Aim of the task ->
Copy out all the records, word for word.

Material shown ->
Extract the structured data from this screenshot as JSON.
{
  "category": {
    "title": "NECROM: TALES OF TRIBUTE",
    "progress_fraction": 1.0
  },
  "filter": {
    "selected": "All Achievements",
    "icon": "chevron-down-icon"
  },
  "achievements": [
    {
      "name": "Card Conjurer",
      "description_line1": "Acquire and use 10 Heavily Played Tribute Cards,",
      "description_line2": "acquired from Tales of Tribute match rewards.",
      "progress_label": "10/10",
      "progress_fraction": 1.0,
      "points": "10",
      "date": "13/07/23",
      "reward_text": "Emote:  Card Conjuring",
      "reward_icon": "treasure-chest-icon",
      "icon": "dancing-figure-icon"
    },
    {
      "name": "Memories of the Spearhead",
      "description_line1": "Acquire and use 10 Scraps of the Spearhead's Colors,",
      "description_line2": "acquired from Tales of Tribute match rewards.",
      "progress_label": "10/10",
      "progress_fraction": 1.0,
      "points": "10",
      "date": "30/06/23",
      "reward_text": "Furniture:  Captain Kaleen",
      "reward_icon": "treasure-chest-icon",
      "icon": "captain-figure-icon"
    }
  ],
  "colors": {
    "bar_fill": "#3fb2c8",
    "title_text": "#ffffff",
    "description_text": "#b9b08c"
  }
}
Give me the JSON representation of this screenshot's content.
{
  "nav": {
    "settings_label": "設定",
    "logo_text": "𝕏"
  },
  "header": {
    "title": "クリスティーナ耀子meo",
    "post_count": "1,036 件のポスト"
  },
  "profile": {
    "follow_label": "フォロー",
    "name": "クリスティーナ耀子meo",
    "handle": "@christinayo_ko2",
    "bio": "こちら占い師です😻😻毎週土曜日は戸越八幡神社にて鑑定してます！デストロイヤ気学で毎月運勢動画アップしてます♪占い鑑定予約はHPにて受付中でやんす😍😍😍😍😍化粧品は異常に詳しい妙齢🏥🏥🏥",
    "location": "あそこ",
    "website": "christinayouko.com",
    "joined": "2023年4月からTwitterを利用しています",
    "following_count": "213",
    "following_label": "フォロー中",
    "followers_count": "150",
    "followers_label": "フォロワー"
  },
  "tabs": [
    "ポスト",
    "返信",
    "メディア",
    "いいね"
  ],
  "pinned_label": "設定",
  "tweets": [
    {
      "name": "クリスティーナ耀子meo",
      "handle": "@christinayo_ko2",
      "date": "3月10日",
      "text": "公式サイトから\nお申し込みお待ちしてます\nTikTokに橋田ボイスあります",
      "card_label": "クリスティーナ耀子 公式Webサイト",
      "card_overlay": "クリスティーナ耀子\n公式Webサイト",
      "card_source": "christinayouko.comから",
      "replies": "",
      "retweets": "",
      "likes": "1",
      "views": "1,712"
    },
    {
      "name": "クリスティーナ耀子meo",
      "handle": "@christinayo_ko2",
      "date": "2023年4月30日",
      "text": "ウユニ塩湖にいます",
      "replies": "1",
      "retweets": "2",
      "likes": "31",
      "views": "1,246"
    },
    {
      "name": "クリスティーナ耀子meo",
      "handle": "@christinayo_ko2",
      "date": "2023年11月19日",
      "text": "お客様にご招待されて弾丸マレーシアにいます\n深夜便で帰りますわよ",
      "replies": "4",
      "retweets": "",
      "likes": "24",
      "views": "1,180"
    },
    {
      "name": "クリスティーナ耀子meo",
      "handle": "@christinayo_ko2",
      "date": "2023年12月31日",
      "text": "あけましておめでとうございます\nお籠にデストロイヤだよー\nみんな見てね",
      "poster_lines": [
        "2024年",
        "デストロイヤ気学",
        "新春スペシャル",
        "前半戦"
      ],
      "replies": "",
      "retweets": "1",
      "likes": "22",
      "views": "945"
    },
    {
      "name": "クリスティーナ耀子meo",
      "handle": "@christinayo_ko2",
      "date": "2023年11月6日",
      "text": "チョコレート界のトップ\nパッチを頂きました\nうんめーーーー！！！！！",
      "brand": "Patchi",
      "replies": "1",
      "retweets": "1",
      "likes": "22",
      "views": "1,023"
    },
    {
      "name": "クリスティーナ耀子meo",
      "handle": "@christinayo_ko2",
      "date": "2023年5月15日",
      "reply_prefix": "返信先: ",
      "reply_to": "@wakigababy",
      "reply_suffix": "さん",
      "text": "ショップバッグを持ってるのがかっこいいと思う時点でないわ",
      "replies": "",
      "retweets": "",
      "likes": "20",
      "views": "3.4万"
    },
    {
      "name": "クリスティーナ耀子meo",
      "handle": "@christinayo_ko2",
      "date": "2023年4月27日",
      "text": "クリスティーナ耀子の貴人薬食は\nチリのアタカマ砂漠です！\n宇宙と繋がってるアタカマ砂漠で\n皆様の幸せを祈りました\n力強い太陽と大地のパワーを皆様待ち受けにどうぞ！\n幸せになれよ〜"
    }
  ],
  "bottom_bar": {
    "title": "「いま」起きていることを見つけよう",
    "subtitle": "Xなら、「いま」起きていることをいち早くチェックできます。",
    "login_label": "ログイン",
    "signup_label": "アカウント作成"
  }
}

The reply ->
Extract the structured data from this screenshot as JSON.
{
  "category": {
    "title": "NECROM: TALES OF TRIBUTE",
    "progress_fraction": 1.0
  },
  "filter": {
    "selected": "All Achievements",
    "icon": "chevron-down-icon"
  },
  "achievements": [
    {
      "name": "Card Conjurer",
      "description_line1": "Acquire and use 10 Heavily Played Tribute Cards,",
      "description_line2": "acquired from Tales of Tribute match rewards.",
      "progress_label": "10/10",
      "progress_fraction": 1.0,
      "points": "10",
      "date": "13/07/23",
      "reward_text": "Emote:  Card Conjuring",
      "reward_icon": "treasure-chest-icon",
      "icon": "dancing-figure-icon"
    },
    {
      "name": "Memories of the Spearhead",
      "description_line1": "Acquire and use 10 Scraps of the Spearhead's Colors,",
      "description_line2": "acquired from Tales of Tribute match rewards.",
      "progress_label": "10/10",
      "progress_fraction": 1.0,
      "points": "10",
      "date": "30/06/23",
      "reward_text": "Furniture:  Captain Kaleen",
      "reward_icon": "treasure-chest-icon",
      "icon": "captain-figure-icon"
    }
  ],
  "colors": {
    "bar_fill": "#3fb2c8",
    "title_text": "#ffffff",
    "description_text": "#b9b08c"
  }
}
Give me the JSON representation of this screenshot's content.
{
  "nav": {
    "settings_label": "設定",
    "logo_text": "𝕏"
  },
  "header": {
    "title": "クリスティーナ耀子meo",
    "post_count": "1,036 件のポスト"
  },
  "profile": {
    "follow_label": "フォロー",
    "name": "クリスティーナ耀子meo",
    "handle": "@christinayo_ko2",
    "bio": "こちら占い師です😻😻毎週土曜日は戸越八幡神社にて鑑定してます！デストロイヤ気学で毎月運勢動画アップしてます♪占い鑑定予約はHPにて受付中でやんす😍😍😍😍😍化粧品は異常に詳しい妙齢🏥🏥🏥",
    "location": "あそこ",
    "website": "christinayouko.com",
    "joined": "2023年4月からTwitterを利用しています",
    "following_count": "213",
    "following_label": "フォロー中",
    "followers_count": "150",
    "followers_label": "フォロワー"
  },
  "tabs": [
    "ポスト",
    "返信",
    "メディア",
    "いいね"
  ],
  "pinned_label": "設定",
  "tweets": [
    {
      "name": "クリスティーナ耀子meo",
      "handle": "@christinayo_ko2",
      "date": "3月10日",
      "text": "公式サイトから\nお申し込みお待ちしてます\nTikTokに橋田ボイスあります",
      "card_label": "クリスティーナ耀子 公式Webサイト",
      "card_overlay": "クリスティーナ耀子\n公式Webサイト",
      "card_source": "christinayouko.comから",
      "replies": "",
      "retweets": "",
      "likes": "1",
      "views": "1,712"
    },
    {
      "name": "クリスティーナ耀子meo",
      "handle": "@christinayo_ko2",
      "date": "2023年4月30日",
      "text": "ウユニ塩湖にいます",
      "replies": "1",
      "retweets": "2",
      "likes": "31",
      "views": "1,246"
    },
    {
      "name": "クリスティーナ耀子meo",
      "handle": "@christinayo_ko2",
      "date": "2023年11月19日",
      "text": "お客様にご招待されて弾丸マレーシアにいます\n深夜便で帰りますわよ",
      "replies": "4",
      "retweets": "",
      "likes": "24",
      "views": "1,180"
    },
    {
      "name": "クリスティーナ耀子meo",
      "handle": "@christinayo_ko2",
      "date": "2023年12月31日",
      "text": "あけましておめでとうございます\nお籠にデストロイヤだよー\nみんな見てね",
      "poster_lines": [
        "2024年",
        "デストロイヤ気学",
        "新春スペシャル",
        "前半戦"
      ],
      "replies": "",
      "retweets": "1",
      "likes": "22",
      "views": "945"
    },
    {
      "name": "クリスティーナ耀子meo",
      "handle": "@christinayo_ko2",
      "date": "2023年11月6日",
      "text": "チョコレート界のトップ\nパッチを頂きました\nうんめーーーー！！！！！",
      "brand": "Patchi",
      "replies": "1",
      "retweets": "1",
      "likes": "22",
      "views": "1,023"
    },
    {
      "name": "クリスティーナ耀子meo",
      "handle": "@christinayo_ko2",
      "date": "2023年5月15日",
      "reply_prefix": "返信先: ",
      "reply_to": "@wakigababy",
      "reply_suffix": "さん",
      "text": "ショップバッグを持ってるのがかっこいいと思う時点でないわ",
      "replies": "",
      "retweets": "",
      "likes": "20",
      "views": "3.4万"
    },
    {
      "name": "クリスティーナ耀子meo",
      "handle": "@christinayo_ko2",
      "date": "2023年4月27日",
      "text": "クリスティーナ耀子の貴人薬食は\nチリのアタカマ砂漠です！\n宇宙と繋がってるアタカマ砂漠で\n皆様の幸せを祈りました\n力強い太陽と大地のパワーを皆様待ち受けにどうぞ！\n幸せになれよ〜"
    }
  ],
  "bottom_bar": {
    "title": "「いま」起きていることを見つけよう",
    "subtitle": "Xなら、「いま」起きていることをいち早くチェックできます。",
    "login_label": "ログイン",
    "signup_label": "アカウント作成"
  }
}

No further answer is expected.